■ **Task to complete**
Will you output all of the data below exactly, omitting the images?

■ **Provided data**
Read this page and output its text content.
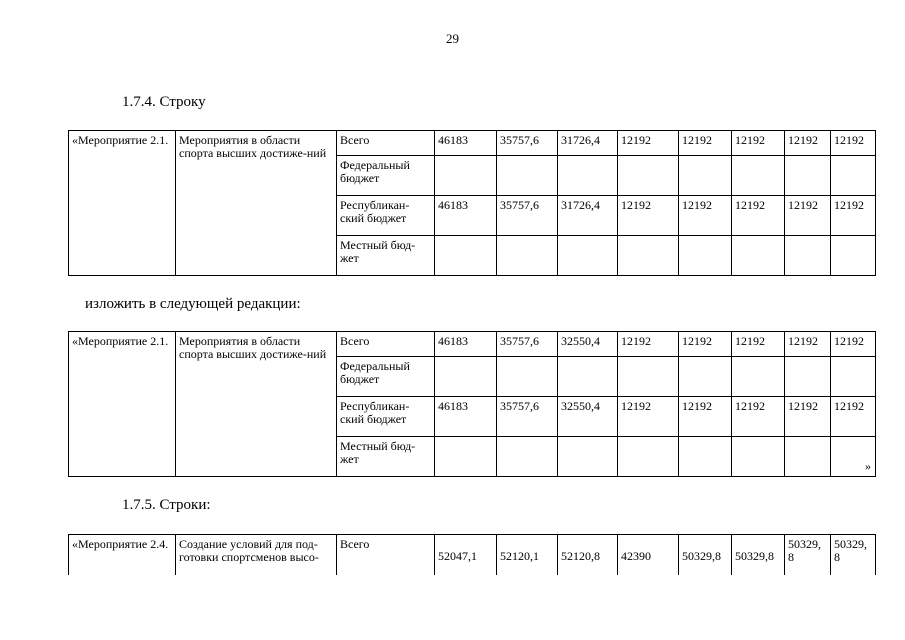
29
1.7.4. Строку
«Мероприятие 2.1.	Мероприятия в области спорта высших достиже-ний	Всего	46183	35757,6	31726,4	12192	12192	12192	12192	12192
		Федеральный бюджет								
		Республикан-ский бюджет	46183	35757,6	31726,4	12192	12192	12192	12192	12192
		Местный бюд-жет								
изложить в следующей редакции:
«Мероприятие 2.1.	Мероприятия в области спорта высших достиже-ний	Всего	46183	35757,6	32550,4	12192	12192	12192	12192	12192
		Федеральный бюджет								
		Республикан-ский бюджет	46183	35757,6	32550,4	12192	12192	12192	12192	12192
		Местный бюд-жет								»
1.7.5. Строки:
«Мероприятие 2.4.	Создание условий для под-готовки спортсменов высо-	Всего	52047,1	52120,1	52120,8	42390	50329,8	50329,8	50329, 8	50329, 8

■ **Output for this task**
Read this page and output its text content.
29
1.7.4. Строку
«Мероприятие 2.1.	Мероприятия в области спорта высших достиже-ний	Всего	46183	35757,6	31726,4	12192	12192	12192	12192	12192
		Федеральный бюджет								
		Республикан-ский бюджет	46183	35757,6	31726,4	12192	12192	12192	12192	12192
		Местный бюд-жет								
изложить в следующей редакции:
«Мероприятие 2.1.	Мероприятия в области спорта высших достиже-ний	Всего	46183	35757,6	32550,4	12192	12192	12192	12192	12192
		Федеральный бюджет								
		Республикан-ский бюджет	46183	35757,6	32550,4	12192	12192	12192	12192	12192
		Местный бюд-жет								»
1.7.5. Строки:
«Мероприятие 2.4.	Создание условий для под-готовки спортсменов высо-	Всего	52047,1	52120,1	52120,8	42390	50329,8	50329,8	50329, 8	50329, 8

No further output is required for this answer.